§ STATED PROBLEM: Pick out the lines containing "Care".

§ DATA SHOWN:
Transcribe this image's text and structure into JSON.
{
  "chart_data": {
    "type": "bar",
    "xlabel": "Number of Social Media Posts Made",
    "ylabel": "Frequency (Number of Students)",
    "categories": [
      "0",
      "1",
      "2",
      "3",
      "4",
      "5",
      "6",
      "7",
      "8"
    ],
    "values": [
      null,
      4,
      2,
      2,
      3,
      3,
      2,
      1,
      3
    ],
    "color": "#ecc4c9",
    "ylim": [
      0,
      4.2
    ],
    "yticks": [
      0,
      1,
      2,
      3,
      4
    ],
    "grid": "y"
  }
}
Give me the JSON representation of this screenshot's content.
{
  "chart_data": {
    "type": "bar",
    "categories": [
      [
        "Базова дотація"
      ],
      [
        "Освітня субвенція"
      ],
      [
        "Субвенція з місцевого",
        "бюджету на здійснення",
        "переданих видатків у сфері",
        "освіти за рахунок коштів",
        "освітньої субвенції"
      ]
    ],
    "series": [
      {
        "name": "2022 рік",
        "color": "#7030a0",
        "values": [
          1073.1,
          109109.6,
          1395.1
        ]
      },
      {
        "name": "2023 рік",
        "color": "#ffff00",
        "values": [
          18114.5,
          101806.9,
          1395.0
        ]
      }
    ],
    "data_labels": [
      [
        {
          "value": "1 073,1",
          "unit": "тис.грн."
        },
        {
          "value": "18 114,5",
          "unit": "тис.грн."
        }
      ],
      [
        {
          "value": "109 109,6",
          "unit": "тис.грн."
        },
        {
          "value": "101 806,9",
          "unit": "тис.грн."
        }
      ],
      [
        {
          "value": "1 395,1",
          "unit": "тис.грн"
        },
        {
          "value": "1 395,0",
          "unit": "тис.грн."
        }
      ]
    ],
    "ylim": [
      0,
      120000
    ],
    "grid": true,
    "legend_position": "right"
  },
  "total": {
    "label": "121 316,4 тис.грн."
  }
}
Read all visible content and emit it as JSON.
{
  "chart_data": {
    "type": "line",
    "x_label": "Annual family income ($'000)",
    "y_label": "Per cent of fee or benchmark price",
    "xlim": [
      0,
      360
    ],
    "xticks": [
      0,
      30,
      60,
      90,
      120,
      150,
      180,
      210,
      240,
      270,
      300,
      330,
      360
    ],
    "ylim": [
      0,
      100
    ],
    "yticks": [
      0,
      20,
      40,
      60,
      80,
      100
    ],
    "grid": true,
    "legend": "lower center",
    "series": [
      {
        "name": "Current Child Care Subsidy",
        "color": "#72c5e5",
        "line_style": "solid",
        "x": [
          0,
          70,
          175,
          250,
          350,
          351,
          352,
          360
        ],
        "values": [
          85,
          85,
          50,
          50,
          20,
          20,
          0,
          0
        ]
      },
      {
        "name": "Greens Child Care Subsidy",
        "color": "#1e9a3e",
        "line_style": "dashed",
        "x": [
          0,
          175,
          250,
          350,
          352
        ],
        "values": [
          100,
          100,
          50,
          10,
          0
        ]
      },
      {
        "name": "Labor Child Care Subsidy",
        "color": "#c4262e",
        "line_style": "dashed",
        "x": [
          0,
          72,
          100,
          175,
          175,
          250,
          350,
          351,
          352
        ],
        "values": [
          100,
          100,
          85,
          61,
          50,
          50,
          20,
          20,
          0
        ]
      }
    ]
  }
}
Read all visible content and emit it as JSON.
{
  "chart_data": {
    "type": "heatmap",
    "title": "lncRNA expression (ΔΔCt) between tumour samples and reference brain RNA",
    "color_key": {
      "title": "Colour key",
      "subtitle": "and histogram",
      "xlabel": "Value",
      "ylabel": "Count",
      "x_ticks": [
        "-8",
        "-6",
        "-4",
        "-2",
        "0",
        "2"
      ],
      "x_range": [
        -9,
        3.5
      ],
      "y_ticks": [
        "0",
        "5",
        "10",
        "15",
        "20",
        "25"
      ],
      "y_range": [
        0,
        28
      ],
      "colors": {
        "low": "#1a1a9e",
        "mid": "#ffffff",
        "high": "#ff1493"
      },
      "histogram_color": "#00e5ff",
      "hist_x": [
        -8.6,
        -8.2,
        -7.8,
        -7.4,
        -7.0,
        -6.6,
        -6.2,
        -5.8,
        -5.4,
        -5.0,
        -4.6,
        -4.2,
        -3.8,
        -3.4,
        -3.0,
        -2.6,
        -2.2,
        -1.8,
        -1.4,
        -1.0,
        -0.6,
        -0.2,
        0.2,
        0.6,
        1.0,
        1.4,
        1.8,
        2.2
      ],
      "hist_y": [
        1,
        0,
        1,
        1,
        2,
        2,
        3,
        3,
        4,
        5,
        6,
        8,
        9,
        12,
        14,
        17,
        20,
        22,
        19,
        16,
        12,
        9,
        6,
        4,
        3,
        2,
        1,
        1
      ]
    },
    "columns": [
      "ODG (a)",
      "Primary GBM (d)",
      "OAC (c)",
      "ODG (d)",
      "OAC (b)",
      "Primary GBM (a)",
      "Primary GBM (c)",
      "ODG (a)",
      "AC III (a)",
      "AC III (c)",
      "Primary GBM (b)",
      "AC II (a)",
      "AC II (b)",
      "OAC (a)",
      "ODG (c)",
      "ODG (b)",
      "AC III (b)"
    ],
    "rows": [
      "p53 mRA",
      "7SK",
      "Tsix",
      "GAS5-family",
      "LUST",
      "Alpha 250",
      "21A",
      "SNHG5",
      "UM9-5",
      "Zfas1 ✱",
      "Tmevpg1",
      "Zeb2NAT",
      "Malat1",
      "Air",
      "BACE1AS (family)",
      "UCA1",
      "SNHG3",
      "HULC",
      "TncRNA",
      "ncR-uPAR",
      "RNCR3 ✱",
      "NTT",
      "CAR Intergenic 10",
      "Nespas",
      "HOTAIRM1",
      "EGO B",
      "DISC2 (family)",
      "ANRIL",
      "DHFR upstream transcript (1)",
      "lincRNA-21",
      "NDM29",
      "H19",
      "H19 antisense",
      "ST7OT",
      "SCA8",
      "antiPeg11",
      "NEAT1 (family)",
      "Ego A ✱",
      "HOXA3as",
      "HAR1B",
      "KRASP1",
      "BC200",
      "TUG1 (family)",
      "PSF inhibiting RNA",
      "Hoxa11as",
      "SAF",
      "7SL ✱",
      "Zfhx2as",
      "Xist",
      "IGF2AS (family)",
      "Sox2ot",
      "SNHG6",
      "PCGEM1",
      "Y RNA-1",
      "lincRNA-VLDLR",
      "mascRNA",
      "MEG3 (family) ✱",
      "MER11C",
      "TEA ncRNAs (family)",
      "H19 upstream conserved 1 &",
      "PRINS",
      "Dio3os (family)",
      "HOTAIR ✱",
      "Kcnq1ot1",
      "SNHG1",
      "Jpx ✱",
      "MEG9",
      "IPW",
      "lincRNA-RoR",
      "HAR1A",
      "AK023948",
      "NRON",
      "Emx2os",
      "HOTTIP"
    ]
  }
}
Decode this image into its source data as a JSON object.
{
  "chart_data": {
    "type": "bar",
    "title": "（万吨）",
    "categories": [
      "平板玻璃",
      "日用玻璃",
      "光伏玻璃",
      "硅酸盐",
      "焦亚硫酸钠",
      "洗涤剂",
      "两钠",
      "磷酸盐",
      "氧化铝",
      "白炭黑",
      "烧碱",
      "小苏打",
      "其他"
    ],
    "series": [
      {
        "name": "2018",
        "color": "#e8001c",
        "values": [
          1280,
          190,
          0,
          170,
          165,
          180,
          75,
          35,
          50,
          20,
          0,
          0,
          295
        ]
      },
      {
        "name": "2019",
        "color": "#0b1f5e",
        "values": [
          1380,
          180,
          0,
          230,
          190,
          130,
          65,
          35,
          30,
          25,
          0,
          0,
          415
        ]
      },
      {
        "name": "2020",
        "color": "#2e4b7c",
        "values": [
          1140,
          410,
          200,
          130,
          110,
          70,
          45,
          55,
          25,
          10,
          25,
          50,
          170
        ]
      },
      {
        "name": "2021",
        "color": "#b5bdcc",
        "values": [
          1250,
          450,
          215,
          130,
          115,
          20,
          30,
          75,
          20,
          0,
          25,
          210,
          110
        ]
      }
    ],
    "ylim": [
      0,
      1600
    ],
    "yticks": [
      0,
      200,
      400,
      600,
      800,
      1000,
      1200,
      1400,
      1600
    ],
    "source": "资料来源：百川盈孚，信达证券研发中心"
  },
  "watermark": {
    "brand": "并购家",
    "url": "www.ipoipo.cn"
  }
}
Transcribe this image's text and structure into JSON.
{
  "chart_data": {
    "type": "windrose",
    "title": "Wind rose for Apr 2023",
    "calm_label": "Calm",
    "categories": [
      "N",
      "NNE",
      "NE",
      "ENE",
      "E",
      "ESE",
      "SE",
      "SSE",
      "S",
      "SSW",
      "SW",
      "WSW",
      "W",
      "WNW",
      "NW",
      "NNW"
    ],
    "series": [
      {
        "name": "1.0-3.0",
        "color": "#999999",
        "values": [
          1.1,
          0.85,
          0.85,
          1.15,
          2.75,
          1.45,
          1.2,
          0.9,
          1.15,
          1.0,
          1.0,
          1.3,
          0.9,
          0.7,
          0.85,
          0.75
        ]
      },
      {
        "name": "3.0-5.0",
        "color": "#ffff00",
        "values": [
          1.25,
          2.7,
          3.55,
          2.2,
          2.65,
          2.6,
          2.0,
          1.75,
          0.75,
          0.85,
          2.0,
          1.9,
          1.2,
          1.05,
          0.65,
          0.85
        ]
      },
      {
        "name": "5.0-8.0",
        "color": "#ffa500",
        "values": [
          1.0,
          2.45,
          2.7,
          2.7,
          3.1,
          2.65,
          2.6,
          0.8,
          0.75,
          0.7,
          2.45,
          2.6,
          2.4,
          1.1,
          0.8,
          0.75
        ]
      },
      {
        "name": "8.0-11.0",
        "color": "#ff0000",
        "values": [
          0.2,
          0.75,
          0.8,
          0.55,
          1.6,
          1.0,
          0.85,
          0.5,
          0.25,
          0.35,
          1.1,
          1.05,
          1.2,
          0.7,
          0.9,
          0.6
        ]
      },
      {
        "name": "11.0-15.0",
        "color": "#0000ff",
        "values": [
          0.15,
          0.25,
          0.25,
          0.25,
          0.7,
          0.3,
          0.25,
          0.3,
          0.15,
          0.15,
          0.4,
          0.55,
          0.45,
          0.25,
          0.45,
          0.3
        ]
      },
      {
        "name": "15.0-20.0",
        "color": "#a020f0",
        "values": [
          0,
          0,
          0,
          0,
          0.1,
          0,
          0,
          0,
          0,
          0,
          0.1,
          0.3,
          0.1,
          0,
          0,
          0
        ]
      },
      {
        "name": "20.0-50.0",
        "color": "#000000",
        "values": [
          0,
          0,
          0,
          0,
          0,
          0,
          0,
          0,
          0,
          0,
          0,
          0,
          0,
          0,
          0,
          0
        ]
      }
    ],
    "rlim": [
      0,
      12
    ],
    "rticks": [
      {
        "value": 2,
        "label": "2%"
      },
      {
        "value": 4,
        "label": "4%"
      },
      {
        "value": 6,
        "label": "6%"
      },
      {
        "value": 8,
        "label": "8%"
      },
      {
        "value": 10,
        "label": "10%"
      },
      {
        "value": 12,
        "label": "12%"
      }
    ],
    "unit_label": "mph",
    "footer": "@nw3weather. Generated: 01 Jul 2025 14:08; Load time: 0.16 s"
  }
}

§ OUTPUT OF THE EXERCISE:
        "name": "Current Child Care Subsidy",
        "name": "Greens Child Care Subsidy",
        "name": "Labor Child Care Subsidy",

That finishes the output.